Collected data:
>> BEGIN

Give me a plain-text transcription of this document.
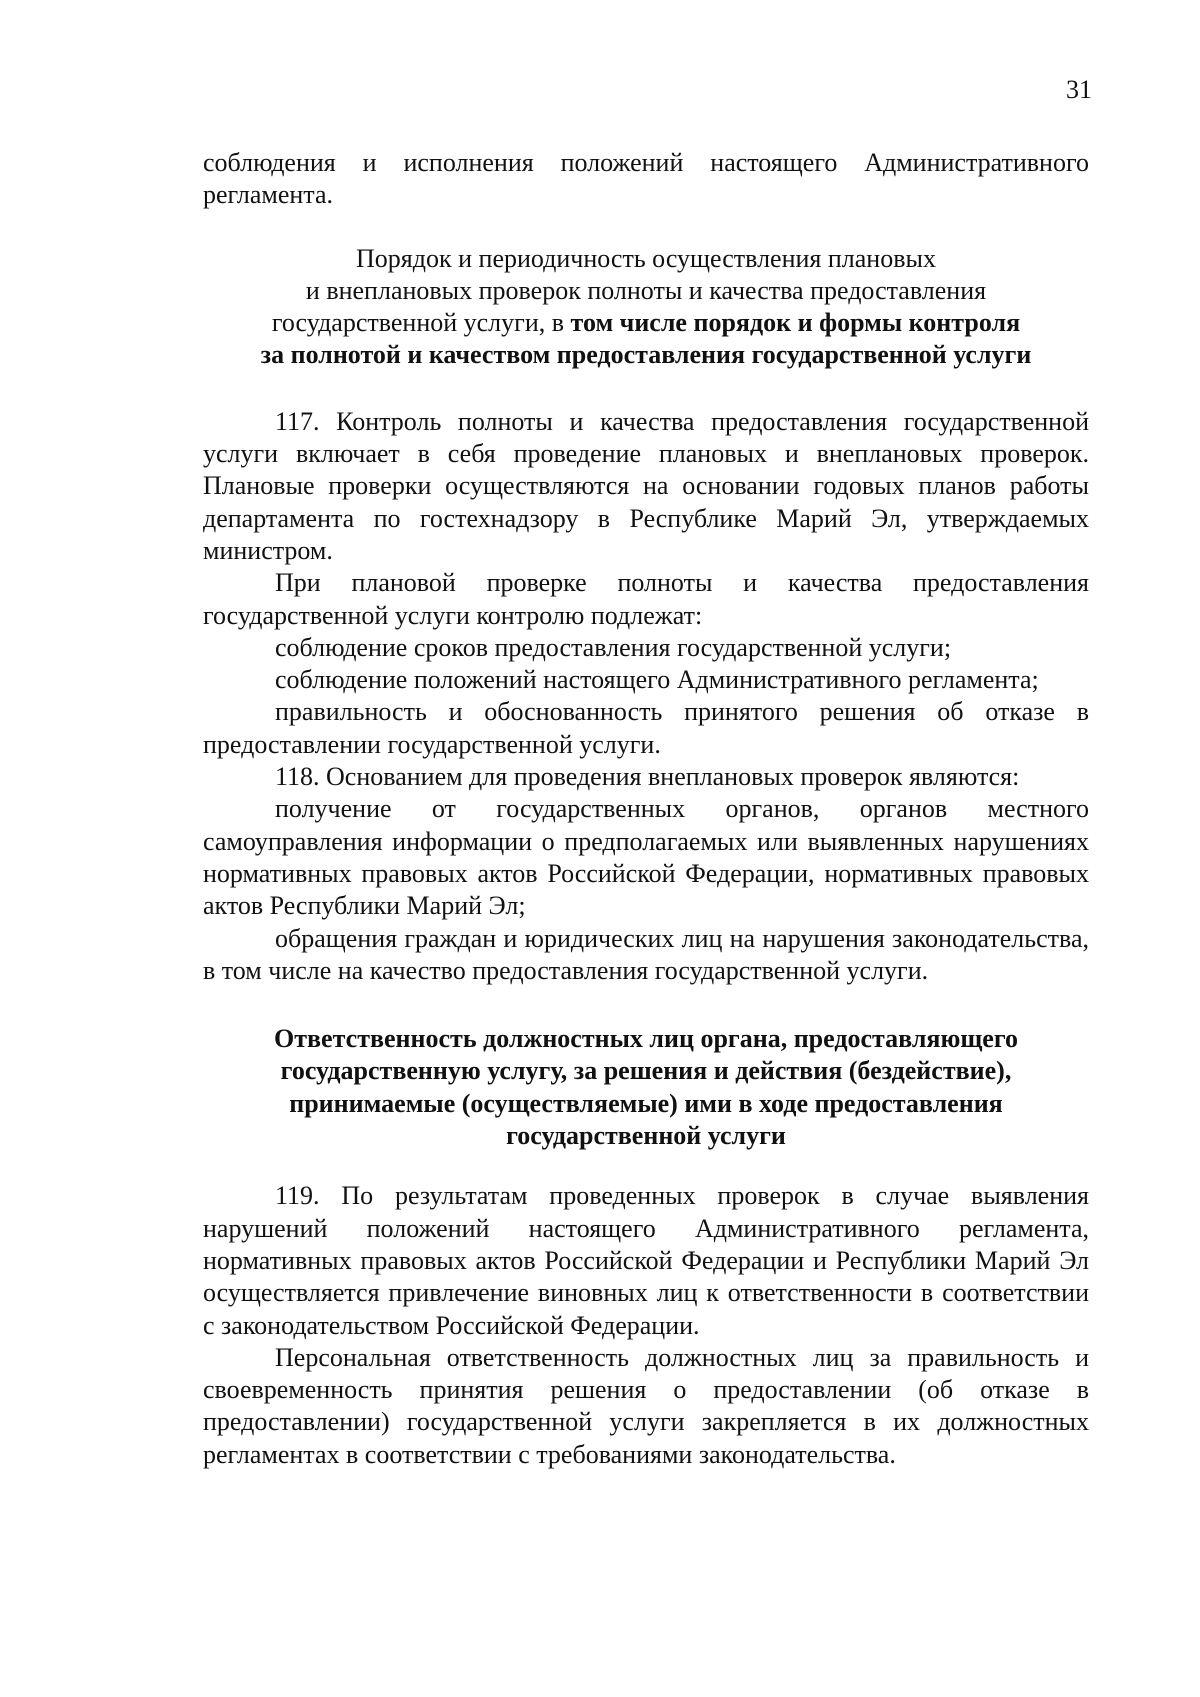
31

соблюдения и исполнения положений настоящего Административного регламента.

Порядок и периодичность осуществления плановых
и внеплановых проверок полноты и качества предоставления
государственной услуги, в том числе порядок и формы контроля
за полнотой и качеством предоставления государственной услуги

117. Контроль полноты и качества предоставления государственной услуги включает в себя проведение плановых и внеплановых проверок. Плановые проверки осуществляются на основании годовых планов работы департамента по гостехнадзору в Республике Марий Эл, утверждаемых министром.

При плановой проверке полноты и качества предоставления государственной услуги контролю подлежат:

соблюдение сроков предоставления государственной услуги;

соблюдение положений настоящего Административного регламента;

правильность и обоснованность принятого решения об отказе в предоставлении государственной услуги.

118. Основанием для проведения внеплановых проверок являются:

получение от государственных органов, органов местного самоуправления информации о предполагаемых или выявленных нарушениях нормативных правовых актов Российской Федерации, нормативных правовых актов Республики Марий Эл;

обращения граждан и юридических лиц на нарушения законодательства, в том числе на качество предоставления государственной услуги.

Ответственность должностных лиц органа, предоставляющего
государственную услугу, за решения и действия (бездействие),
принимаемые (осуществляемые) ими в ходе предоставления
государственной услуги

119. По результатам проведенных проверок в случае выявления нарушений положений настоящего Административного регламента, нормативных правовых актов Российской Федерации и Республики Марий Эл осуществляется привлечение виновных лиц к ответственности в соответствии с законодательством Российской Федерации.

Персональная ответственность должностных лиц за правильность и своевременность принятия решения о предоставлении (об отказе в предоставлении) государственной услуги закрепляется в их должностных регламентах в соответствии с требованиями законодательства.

>> END
>> BEGIN

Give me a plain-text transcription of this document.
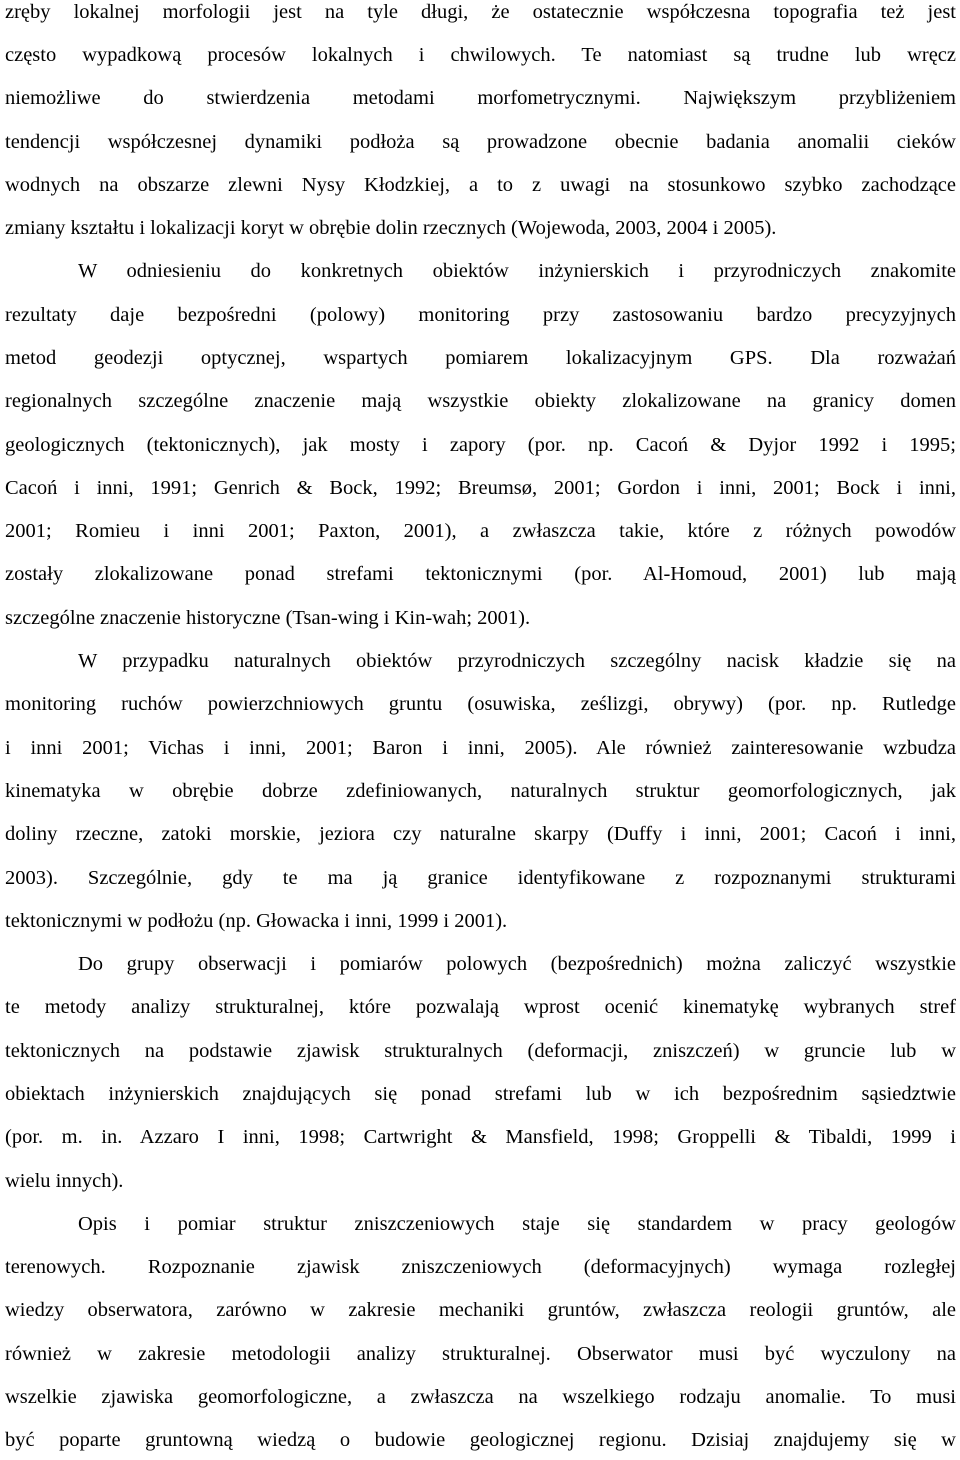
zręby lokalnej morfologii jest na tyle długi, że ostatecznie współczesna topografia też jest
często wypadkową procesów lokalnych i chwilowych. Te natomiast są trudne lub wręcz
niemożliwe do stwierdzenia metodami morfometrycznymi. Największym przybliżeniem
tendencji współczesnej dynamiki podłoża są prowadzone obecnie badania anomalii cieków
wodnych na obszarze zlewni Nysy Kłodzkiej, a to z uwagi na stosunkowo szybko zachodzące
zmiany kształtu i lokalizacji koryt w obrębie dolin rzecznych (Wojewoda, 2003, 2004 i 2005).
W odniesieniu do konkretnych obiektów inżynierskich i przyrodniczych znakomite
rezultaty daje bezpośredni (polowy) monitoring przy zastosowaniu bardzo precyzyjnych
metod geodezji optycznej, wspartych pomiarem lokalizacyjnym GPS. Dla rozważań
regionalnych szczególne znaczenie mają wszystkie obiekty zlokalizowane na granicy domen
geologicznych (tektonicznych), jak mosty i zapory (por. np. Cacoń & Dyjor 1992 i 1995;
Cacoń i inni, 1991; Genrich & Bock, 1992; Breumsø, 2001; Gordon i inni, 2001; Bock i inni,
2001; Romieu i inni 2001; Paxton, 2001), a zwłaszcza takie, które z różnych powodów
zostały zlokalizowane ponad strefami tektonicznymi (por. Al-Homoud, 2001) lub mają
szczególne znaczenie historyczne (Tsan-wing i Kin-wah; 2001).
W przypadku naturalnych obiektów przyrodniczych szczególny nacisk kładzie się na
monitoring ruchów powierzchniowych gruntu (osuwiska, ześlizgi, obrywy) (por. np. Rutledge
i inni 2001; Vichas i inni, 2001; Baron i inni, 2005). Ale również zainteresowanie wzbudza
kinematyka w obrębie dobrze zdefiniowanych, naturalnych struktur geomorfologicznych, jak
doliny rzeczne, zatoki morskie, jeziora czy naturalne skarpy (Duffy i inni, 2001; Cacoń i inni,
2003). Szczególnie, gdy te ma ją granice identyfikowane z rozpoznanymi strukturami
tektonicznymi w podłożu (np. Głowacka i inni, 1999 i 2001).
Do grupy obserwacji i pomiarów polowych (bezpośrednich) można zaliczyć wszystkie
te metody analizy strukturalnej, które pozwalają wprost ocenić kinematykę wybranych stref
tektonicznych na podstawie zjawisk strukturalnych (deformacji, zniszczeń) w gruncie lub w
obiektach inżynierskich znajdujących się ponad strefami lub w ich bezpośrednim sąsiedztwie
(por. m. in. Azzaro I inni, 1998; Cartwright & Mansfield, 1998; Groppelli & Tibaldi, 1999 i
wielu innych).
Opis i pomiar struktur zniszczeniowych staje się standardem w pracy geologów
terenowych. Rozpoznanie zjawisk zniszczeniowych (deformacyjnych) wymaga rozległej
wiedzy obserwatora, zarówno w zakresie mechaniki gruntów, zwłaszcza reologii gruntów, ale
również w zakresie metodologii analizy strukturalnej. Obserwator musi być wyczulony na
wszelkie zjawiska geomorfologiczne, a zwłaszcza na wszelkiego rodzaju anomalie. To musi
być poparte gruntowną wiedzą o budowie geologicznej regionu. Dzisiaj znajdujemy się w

>> END

* [Work to complete]: Using the listing, copy every line where the word "ponad" shows up.

* [The completed task]:
zostały zlokalizowane ponad strefami tektonicznymi (por. Al-Homoud, 2001) lub mają
obiektach inżynierskich znajdujących się ponad strefami lub w ich bezpośrednim sąsiedztwie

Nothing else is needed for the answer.